(begin)

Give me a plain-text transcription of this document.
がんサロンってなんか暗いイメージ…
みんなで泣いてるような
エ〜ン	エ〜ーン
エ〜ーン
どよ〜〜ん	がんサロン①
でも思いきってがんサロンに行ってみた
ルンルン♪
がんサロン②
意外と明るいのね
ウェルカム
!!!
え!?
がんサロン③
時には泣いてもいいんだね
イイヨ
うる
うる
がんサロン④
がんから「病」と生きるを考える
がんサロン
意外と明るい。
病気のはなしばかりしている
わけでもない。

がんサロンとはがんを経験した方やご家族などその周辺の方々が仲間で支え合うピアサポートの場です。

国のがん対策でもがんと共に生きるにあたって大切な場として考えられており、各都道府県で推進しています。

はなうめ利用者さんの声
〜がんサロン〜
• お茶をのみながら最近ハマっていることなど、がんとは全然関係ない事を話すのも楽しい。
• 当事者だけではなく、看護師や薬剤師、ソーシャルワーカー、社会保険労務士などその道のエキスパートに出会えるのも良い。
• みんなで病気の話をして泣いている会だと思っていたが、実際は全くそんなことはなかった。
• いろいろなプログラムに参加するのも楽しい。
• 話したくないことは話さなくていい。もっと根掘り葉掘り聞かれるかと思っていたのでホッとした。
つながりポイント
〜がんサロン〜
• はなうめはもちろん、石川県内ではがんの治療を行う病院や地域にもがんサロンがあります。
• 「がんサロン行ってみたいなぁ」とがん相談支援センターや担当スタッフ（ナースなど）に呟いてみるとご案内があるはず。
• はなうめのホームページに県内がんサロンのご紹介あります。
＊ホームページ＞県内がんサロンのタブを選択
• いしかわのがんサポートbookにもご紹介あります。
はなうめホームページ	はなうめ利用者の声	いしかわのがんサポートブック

(end)
(begin)

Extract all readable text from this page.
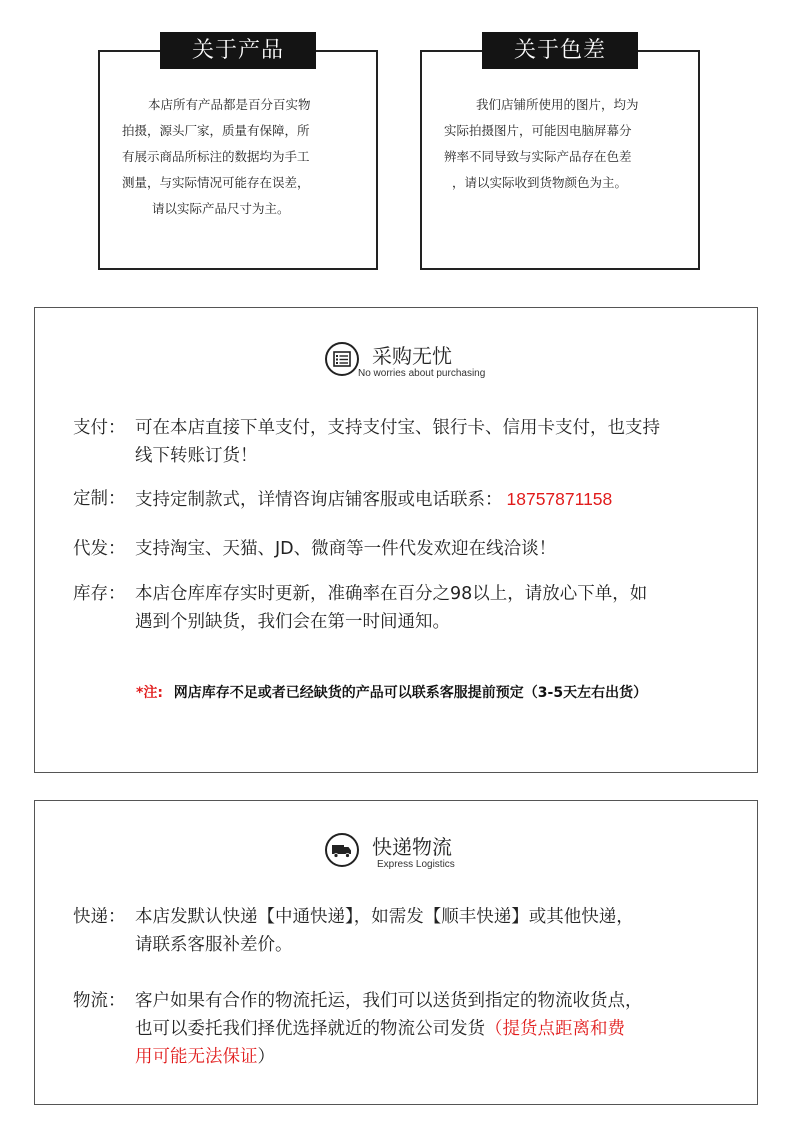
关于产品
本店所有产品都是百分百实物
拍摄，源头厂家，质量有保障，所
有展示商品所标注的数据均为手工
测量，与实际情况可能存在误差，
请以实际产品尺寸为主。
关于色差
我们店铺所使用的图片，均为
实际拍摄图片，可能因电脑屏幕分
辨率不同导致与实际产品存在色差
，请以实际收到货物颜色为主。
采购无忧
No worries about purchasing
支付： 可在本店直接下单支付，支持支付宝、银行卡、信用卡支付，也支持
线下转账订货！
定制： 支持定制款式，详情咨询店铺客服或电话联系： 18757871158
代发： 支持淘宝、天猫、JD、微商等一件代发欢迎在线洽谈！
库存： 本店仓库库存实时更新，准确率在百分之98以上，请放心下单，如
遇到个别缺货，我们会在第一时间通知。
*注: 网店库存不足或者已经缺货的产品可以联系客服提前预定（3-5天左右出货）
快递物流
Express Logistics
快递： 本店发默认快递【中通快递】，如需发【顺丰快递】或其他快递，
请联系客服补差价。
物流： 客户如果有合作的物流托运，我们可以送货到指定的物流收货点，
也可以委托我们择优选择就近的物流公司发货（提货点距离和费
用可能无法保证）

(end)

What this task involves
Lines containing the word "text" are to be counted in the listing; state their number alone.

Exercise response
2